§ WHAT YOU ARE ASKED TO DO: Every line with the string "frac" should be gathered.

>>>>

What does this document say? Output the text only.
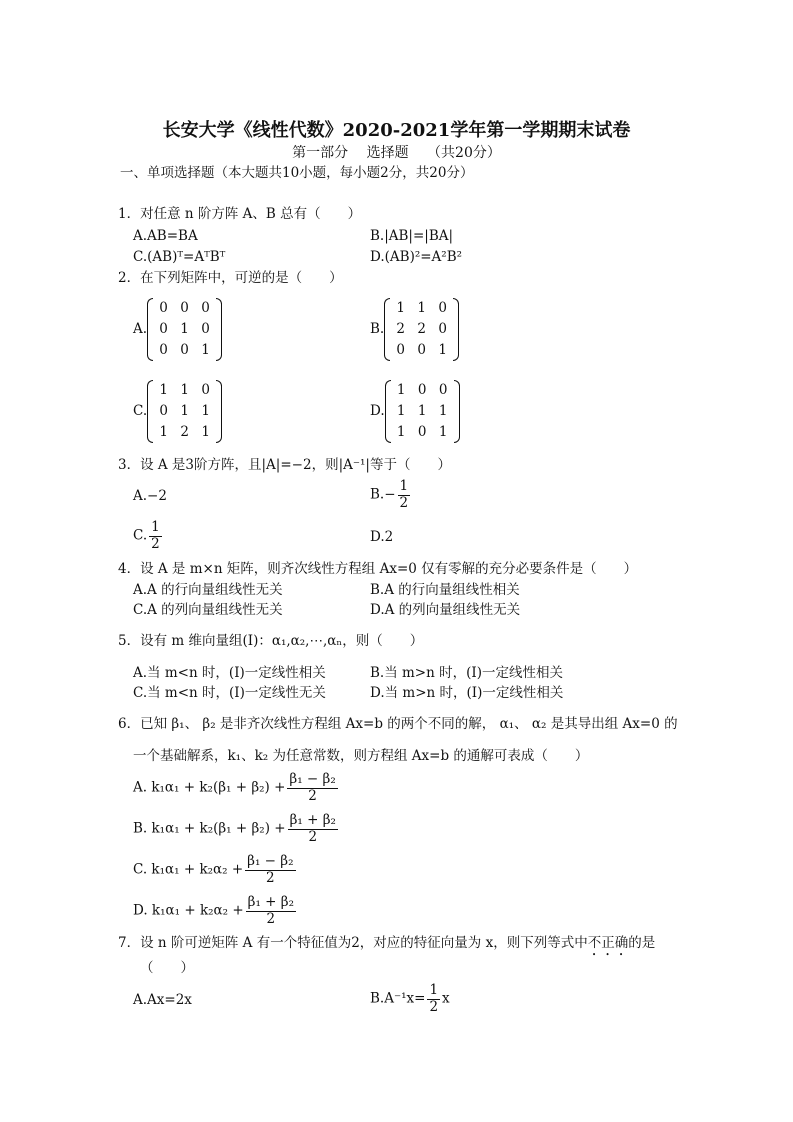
长安大学《线性代数》2020-2021学年第一学期期末试卷
第一部分　 选择题　 （共20分）
一、单项选择题（本大题共10小题，每小题2分，共20分）
1．对任意 n 阶方阵 A、B 总有（　　）
A.AB=BA	B.|AB|=|BA|
C.(AB)ᵀ=AᵀBᵀ	D.(AB)²=A²B²
2．在下列矩阵中，可逆的是（　　）
A.
0	0	0
0	1	0
0	0	1
B.
1	1	0
2	2	0
0	0	1
C.
1	1	0
0	1	1
1	2	1
D.
1	0	0
1	1	1
1	0	1
3．设 A 是3阶方阵，且|A|=−2，则|A⁻¹|等于（　　）
A.−2	$B.- \frac{1}{2}$
C. $\frac{1}{2}$	D.2
4．设 A 是 m×n 矩阵，则齐次线性方程组 Ax=0 仅有零解的充分必要条件是（　　）
A.A 的行向量组线性无关	B.A 的行向量组线性相关
C.A 的列向量组线性无关	D.A 的列向量组线性无关
5．设有 m 维向量组(I)：α₁,α₂,⋯,αₙ，则（　　）
A.当 m<n 时，(I)一定线性相关	B.当 m>n 时，(I)一定线性相关
C.当 m<n 时，(I)一定线性无关	D.当 m>n 时，(I)一定线性相关
6．已知 β₁、 β₂ 是非齐次线性方程组 Ax=b 的两个不同的解， α₁、 α₂ 是其导出组 Ax=0 的
一个基础解系，k₁、k₂ 为任意常数，则方程组 Ax=b 的通解可表成（　　）
A. $k_1\alpha_1 + k_2(\beta_1 + \beta_2) + \frac{\text{β₁ − β₂}}{2}$
B. $k_1\alpha_1 + k_2(\beta_1 + \beta_2) + \frac{\text{β₁ + β₂}}{2}$
C. $k_1\alpha_1 + k_2\alpha_2 + \frac{\text{β₁ − β₂}}{2}$
D. $k_1\alpha_1 + k_2\alpha_2 + \frac{\text{β₁ + β₂}}{2}$
7．设 n 阶可逆矩阵 A 有一个特征值为2，对应的特征向量为 x，则下列等式中不正确的是
（　　）
A.Ax=2x	$B.A^{-1}x= \frac{1}{2}$ x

<<<<

§ EXERCISE OUTPUT:
A.−2	$B.- \frac{1}{2}$
C. $\frac{1}{2}$	D.2
A. $k_1\alpha_1 + k_2(\beta_1 + \beta_2) + \frac{\text{β₁ − β₂}}{2}$
B. $k_1\alpha_1 + k_2(\beta_1 + \beta_2) + \frac{\text{β₁ + β₂}}{2}$
C. $k_1\alpha_1 + k_2\alpha_2 + \frac{\text{β₁ − β₂}}{2}$
D. $k_1\alpha_1 + k_2\alpha_2 + \frac{\text{β₁ + β₂}}{2}$
A.Ax=2x	$B.A^{-1}x= \frac{1}{2}$ x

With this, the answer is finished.